__YOUR OBJECTIVE__.
Select the lines that contain "grid" and copy each of them.

__DATASET EXTRACT__.
-- Start --

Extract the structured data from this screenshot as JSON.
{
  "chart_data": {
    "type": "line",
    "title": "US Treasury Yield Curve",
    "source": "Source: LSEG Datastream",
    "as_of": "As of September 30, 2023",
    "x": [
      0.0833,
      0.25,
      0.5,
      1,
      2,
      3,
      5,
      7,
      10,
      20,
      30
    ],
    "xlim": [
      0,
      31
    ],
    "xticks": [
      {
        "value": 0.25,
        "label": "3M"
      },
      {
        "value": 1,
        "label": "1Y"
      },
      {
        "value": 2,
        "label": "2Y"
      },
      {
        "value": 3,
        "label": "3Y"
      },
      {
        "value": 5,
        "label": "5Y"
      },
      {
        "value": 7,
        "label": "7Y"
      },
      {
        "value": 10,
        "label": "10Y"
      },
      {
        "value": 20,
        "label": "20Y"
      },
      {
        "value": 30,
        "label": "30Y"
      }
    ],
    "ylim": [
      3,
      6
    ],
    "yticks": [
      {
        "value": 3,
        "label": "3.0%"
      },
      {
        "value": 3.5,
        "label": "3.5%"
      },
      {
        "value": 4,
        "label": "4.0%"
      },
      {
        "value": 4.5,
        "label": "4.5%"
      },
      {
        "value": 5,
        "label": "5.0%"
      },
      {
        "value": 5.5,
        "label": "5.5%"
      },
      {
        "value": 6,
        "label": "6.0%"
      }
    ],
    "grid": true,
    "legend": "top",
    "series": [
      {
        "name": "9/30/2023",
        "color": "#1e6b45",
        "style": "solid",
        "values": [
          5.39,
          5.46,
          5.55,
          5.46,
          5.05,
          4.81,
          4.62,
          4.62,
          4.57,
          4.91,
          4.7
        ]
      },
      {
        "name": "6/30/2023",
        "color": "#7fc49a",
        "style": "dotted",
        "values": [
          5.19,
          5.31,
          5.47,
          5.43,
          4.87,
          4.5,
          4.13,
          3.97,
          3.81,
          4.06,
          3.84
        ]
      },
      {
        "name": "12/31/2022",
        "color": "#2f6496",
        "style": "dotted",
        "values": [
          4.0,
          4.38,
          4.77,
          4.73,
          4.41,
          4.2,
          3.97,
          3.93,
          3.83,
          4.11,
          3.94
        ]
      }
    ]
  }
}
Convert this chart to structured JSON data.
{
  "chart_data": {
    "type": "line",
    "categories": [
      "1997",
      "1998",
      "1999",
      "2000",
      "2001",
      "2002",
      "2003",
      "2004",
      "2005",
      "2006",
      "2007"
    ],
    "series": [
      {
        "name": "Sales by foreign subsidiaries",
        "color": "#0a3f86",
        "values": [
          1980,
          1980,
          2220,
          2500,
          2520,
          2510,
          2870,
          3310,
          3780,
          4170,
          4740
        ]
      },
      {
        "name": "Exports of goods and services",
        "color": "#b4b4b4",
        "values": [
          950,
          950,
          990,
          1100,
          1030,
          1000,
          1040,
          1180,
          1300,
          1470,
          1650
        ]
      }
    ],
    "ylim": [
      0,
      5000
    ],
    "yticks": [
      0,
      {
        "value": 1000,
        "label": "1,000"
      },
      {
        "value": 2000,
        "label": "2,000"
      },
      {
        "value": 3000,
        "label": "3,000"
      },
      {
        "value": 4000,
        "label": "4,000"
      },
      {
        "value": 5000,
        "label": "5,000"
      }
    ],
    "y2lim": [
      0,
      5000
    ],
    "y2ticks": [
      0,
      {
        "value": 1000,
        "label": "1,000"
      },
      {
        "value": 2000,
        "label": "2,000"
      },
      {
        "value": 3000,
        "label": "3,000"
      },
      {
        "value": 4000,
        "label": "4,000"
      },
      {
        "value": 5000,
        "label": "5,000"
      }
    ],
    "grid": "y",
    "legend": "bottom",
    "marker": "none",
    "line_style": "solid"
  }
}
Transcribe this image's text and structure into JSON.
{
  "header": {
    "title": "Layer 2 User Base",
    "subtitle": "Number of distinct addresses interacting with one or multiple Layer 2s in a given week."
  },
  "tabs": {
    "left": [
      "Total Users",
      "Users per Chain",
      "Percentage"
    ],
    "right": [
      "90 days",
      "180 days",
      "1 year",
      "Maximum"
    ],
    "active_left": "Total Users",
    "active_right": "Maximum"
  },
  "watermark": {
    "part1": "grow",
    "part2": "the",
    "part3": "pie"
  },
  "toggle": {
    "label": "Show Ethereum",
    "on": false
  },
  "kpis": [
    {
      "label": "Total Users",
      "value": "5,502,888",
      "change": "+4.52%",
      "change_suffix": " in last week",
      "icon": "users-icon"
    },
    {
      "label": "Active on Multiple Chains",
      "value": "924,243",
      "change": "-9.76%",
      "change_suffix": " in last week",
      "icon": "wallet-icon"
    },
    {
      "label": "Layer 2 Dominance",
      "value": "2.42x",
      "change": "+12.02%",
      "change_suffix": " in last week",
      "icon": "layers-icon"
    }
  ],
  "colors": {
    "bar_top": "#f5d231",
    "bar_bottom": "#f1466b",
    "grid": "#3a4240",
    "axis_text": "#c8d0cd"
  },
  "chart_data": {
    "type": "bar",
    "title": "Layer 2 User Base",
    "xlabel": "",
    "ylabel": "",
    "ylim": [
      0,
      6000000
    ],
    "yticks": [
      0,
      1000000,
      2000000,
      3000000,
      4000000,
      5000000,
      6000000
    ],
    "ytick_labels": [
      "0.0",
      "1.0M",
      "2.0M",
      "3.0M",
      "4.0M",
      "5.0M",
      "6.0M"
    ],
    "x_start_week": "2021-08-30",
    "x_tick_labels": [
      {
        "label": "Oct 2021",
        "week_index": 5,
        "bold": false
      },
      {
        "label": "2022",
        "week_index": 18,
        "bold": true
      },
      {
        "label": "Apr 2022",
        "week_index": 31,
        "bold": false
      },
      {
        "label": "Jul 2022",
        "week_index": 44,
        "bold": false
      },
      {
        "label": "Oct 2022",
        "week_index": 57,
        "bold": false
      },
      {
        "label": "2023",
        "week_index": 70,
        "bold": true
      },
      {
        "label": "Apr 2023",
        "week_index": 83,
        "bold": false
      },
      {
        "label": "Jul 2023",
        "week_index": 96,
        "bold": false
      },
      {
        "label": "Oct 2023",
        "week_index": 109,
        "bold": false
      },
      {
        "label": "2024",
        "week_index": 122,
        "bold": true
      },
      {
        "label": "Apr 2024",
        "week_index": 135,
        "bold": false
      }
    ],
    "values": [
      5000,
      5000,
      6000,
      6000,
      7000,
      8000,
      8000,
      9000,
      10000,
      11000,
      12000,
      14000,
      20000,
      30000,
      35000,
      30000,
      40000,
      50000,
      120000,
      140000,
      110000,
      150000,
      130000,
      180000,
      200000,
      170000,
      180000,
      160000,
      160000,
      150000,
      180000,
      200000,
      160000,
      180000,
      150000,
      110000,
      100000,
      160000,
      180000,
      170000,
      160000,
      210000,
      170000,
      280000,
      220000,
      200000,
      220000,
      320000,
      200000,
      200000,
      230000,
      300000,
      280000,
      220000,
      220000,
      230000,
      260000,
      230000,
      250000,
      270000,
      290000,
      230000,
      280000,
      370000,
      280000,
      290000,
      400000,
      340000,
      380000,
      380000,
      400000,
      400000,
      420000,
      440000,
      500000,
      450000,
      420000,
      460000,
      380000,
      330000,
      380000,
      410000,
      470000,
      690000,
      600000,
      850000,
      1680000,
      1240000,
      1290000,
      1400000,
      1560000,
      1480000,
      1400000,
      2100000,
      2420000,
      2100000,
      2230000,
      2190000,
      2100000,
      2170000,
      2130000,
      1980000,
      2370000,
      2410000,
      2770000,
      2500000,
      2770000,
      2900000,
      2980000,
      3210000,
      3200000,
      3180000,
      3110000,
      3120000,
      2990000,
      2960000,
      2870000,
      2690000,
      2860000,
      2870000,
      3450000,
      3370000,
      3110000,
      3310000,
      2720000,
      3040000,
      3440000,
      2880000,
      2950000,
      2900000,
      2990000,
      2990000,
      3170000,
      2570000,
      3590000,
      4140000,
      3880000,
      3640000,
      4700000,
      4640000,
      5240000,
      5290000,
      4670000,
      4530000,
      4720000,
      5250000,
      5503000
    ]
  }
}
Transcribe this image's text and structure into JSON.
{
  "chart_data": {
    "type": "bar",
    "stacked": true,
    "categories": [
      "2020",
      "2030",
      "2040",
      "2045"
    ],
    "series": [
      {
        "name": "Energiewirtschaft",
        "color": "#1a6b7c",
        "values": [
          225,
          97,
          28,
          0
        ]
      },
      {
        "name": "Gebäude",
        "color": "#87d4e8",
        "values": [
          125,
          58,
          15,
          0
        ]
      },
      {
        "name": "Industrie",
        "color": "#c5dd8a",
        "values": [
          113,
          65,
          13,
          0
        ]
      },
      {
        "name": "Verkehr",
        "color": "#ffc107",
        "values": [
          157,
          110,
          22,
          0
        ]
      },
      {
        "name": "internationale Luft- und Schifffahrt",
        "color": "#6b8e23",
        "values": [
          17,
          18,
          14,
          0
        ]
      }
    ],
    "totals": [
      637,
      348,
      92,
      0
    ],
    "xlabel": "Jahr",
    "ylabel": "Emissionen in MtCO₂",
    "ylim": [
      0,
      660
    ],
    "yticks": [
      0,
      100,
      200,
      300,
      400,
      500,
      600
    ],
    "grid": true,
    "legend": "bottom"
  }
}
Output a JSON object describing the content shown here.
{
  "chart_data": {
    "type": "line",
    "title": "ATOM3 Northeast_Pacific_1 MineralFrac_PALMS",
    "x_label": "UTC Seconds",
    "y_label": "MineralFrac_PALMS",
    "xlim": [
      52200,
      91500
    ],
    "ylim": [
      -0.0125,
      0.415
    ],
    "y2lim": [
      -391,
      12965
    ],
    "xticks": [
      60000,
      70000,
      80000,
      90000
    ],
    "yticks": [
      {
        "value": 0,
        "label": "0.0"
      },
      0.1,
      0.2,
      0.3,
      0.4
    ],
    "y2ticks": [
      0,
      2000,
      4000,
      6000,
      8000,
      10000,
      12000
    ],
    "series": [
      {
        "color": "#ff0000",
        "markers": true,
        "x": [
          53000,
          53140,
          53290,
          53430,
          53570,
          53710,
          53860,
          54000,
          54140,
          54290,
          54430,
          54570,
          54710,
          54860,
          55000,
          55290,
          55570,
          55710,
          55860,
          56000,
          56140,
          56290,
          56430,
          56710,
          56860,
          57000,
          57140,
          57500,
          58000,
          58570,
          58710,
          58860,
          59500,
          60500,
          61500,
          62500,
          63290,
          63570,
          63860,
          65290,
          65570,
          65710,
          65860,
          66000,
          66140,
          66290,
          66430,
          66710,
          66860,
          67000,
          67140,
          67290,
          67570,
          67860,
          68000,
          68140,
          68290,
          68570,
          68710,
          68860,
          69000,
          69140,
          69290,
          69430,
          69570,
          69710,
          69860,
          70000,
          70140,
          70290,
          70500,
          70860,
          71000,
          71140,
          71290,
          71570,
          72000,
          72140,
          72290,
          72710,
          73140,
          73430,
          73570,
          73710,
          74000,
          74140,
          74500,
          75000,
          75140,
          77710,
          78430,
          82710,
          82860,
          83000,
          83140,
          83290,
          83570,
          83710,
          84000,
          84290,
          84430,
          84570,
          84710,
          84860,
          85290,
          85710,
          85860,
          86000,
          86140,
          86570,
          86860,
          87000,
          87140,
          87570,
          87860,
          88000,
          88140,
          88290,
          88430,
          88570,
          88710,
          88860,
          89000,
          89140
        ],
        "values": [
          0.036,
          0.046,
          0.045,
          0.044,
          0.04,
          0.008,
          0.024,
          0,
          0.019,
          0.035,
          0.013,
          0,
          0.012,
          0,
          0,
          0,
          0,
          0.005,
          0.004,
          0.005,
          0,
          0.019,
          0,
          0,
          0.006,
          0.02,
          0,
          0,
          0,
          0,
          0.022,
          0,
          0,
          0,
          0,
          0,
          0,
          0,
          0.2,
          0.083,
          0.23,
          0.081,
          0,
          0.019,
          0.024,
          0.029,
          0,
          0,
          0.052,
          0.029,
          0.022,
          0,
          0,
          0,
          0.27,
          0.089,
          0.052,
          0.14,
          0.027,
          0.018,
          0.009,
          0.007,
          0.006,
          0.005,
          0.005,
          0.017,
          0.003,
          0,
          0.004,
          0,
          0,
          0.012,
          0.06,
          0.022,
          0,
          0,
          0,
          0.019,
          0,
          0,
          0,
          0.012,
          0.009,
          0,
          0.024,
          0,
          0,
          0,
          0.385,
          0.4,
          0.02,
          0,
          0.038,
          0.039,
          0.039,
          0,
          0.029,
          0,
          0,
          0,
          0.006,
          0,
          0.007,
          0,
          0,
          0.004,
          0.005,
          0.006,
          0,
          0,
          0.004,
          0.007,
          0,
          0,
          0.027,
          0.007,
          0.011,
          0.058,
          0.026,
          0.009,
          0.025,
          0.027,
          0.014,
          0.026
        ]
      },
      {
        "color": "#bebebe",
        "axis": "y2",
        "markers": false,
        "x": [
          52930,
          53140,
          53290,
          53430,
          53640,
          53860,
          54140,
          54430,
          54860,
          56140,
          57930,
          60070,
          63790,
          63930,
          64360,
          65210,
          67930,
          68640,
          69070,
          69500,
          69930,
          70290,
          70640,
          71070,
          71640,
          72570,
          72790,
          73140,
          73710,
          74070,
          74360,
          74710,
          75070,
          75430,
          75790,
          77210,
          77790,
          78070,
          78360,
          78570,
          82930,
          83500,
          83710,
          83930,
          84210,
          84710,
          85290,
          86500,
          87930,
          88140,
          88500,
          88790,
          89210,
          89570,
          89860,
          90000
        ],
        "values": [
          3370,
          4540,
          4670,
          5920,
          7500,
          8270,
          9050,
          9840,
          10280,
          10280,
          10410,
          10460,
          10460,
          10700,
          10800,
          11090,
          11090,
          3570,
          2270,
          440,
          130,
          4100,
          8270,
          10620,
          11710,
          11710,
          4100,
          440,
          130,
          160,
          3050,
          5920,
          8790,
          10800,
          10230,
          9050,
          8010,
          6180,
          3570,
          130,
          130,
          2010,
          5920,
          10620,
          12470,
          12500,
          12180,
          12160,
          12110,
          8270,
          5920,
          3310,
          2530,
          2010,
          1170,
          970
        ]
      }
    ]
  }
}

-- End --

__SOLUTION FOR THIS EXERCISE__.
    "grid": true,
    "grid": "y",
    "grid": "#3a4240",
    "grid": true,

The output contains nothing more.